• SHORT EXERCISE
Below are the records; collect from them each line containing the string "concentration".

********************

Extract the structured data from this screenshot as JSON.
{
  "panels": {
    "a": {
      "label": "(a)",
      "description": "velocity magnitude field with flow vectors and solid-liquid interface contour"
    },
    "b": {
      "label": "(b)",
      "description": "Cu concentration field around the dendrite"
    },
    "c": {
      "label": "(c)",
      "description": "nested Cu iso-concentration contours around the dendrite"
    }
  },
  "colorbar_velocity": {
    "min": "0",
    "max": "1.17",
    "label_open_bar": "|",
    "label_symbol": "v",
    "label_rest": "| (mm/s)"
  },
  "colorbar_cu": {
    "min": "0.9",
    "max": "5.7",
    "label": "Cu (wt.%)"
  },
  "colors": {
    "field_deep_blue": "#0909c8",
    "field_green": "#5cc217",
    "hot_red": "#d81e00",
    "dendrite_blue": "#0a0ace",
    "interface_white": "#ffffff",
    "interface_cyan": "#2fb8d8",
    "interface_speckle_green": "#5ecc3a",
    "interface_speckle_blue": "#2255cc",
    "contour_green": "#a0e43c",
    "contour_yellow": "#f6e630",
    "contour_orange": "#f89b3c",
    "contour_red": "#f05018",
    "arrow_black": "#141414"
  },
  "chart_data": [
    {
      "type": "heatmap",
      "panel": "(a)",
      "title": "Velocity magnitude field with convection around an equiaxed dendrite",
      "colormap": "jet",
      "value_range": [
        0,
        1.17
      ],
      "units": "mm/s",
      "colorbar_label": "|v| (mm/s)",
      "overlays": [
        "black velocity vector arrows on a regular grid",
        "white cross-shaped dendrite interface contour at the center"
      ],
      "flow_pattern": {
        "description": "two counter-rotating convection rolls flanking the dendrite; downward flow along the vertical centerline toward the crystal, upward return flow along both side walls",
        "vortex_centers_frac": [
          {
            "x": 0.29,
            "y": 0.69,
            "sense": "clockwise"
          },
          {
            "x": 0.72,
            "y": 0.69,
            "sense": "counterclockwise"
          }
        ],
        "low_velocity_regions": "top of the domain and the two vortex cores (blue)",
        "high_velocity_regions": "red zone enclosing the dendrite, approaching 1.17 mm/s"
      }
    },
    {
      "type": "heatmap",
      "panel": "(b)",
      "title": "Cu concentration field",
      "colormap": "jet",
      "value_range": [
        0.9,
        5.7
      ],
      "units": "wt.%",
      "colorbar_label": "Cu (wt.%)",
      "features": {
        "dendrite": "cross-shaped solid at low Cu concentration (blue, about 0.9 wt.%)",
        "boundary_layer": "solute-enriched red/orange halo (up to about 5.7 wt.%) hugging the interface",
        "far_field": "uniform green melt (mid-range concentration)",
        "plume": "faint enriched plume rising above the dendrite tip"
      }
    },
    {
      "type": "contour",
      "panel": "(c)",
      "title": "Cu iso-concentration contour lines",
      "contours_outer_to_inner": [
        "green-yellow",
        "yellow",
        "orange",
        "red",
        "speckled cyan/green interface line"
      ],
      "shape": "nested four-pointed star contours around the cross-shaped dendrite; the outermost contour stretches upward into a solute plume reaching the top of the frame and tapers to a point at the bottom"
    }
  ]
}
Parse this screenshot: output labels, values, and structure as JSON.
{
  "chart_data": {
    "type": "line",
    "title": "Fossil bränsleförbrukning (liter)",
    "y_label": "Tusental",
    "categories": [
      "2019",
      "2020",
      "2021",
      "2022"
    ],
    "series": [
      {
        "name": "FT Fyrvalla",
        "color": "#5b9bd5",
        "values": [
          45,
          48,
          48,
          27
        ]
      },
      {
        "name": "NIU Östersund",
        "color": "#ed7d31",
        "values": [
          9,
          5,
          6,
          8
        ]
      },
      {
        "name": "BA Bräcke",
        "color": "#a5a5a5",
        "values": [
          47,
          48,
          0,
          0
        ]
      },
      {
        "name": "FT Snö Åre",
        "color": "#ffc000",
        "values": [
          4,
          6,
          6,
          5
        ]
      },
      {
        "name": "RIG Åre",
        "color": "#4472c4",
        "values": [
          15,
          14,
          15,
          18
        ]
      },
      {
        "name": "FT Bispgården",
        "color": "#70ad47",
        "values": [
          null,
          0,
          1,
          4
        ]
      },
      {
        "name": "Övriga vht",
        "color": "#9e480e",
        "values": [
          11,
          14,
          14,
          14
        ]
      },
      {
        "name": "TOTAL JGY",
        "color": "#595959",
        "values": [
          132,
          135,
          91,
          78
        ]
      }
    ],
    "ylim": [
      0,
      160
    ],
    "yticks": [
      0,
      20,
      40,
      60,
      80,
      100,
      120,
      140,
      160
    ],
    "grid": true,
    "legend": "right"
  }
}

********************

• TASK RESULT
      "description": "Cu concentration field around the dendrite"
      "description": "nested Cu iso-concentration contours around the dendrite"
      "title": "Cu concentration field",
        "dendrite": "cross-shaped solid at low Cu concentration (blue, about 0.9 wt.%)",
        "far_field": "uniform green melt (mid-range concentration)",
      "title": "Cu iso-concentration contour lines",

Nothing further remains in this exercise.